▶ _FRAGMENTO DE PÁGINA_
◆ ◆ ◆ ◆ ◆ ◆ ◆

Perfume Michael Rymer 2

Perfume Michael Rymer 3

La grabadora con las Torres Gemelas de fondo redefine la clásica entrevista godardiana, el ángulo que abre esta escena deslocaliza la congruencia rematada made in Żuławski, hinca el diente, pero unos segundos, no hace del hincamiento la clave de la sucesión de planos, es solo el cuadro inicial. Caben jump cuts ─planos saltarines─, un zoom in empezando y terminando que casi ni avistamos, un travelling… Escenas como esta desemplazan el espacio hegemónico de la entrevista de trabajo y convocan un sentimiento nuevo, propio del cine de experiencia. Aquí, los personajes se graban deseosos de preguntar y responder. Un nuevo tipo de corte, desacoplado de la sustantividad europea, repetimos, más congruente, lógica aun en su momento más ilógico ─Żuławski─, así Leese ─Mariel Hemingway─ y Darcy ─Mariska Hargitay─ conversan sobre un tejido de pashmina sobrevolando una tarde aireada, preguntas relamidas asimismo llevadas por el viento a transmutarse en algo así como huroneo grato, que se sinceren aún más bajo esta charla casual, también conocemos ese preciso instante en medio de la más bochornosa entrevista de trabajo, todas las entrevistas son de trabajo, ese segundo, redirección de intenciones, donde creemos y hasta nos concedemos el lujo de ser espontáneos, nos embarga la dudosa emoción de que el intercambio es sincero y terminamos siendo genuinos, con un pelotón de cuerpos militares circundando los cielos y subsuelo. Pocas emociones retornan con más fuerza en este filme, después de prostituirla bajo explotaciones de qualité [Star 80 (Bob Fosse, 1983)], Mariel reclama su independencia. Pañuelo verde al viento, la grabadora no logra incrustarse en la dinámica ochentera de frontalidad limítrofe, calculada con números de acero, intercambios profesionales encapsulados en montajes picados, engañosos y peligrosos en su frontalidad. Otra cualidad del cine de experiencia: registrar en movimiento los cuerpos ejerciendo una especie de revancha sobre el tiempo que los congeló.
          Retornamos a Godard en otra entrevista, esta vez con un plano-contraplano variable en escalas, cuya cualidad de fusil frontal interroga cara a cara, de ser viviente a ser viviente, en una relación de añorado (¡ay!) amour fou, cinco minutos de gloria donde, por una vez, la erección vehemente del entrevistador se termina contagiando a la fotografiada, así circulan las confesiones con todo el maldito staff fuera, entre Anthony y Leese/Jared y Mariel. Cuero sojuzgado, despachado, dando paso a la vestimenta natural, de andar por casa, y obviamente, más envidiable la apostura de Mariel que en cualquier otro filme previo, las venas de los pies cruzados circulando en el espacio acordonado de las vivencias laborales, al final terminando nosotros viendo el trasvase sin haberse realizado ninguno, a fuerza de amar la libre circulación de signos, esa que el cine americano tiene a bien recolocar unas pocas veces cada década: en 1980 lo había hecho Dennis Hopper con Out of the Blue.

◆ ◆ ◆ ◆ ◆ ◆ ◆

▶ _INFORMACIÓN PROPORCIONADA_
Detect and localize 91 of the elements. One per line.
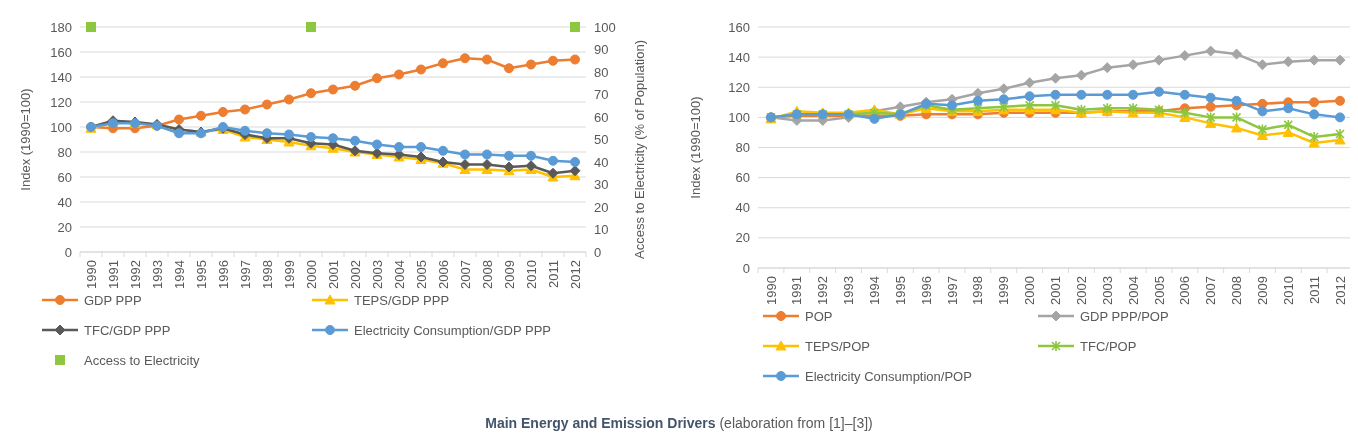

◆ ◆ ◆ ◆ ◆ ◆ ◆

▶ _INSTRUCCIONES Y REQUISITOS_
Retoma el texto sobre la película Perfume, de Michael Rymer, y continúalo a partir de su última oración.

▶ _RESULTADO_
Perfume Michael Rymer 4

Perfume Michael Rymer 5

Perfume_(Michael_Rymer,_2001)

Aquí, ahora, después, ya familiarizados aunque analfabetos con la jerga y medio acondicionados al refinamiento rupestre del sucederse ex nihilo, un posado nocturno en Times Square de Estella Warren ─Arrianne─, visto o no visto por Halley, terminará funcionando como uno de los plano-contraplano más desarmantes que todo el cine anglosajón nos ha regalado en lo que lleva de centenario. Fuera de las oficinas, rechazada la oferta high standing por desmesurada procacidad, esta nadadora canadiense triangula el nacimiento de una nueva cultura, que ahora pervive en el disfrutar mirándose, la autoconsciencia desmesurada, embaucadora unión de expresión personal con intereses crematísticos. Solemne atrevimiento, el derrumbe de América comenzó al confundir un abrazo con la emancipación. El momento mantiene su emoción indefinible, desnudar la avenida, montar la sesión pública, depender de la fe ajena al posar, cientos de ojos queriendo desnudar el rojo. Todavía había una señal de Stop. Aquí la cámara sí se permite reflejar ligeras gotas de lluvia sobre el objetivo, deslizarse como en un photoshoot. El daño o su posible cantidad de desperfectos lo recibimos directo al corazón cuando pensábamos que no sabíamos casi nada de Estella, de Arrianne, y sí un poco más de Michelle, de Halley, la desposesión final, Times Square con respecto a nosotros, enfrente de la basura, vileza, los ojos y el fotógrafo fortuito. El saber-quererse de Estella activa el influjo terminal de poder femenino dentro del circuito de la moneda americana sobre los ojos de aquellos que todavía buscaban enjuagarse las carnosidades. Una última escaramuza ante los flashes en el centro de la ciudad.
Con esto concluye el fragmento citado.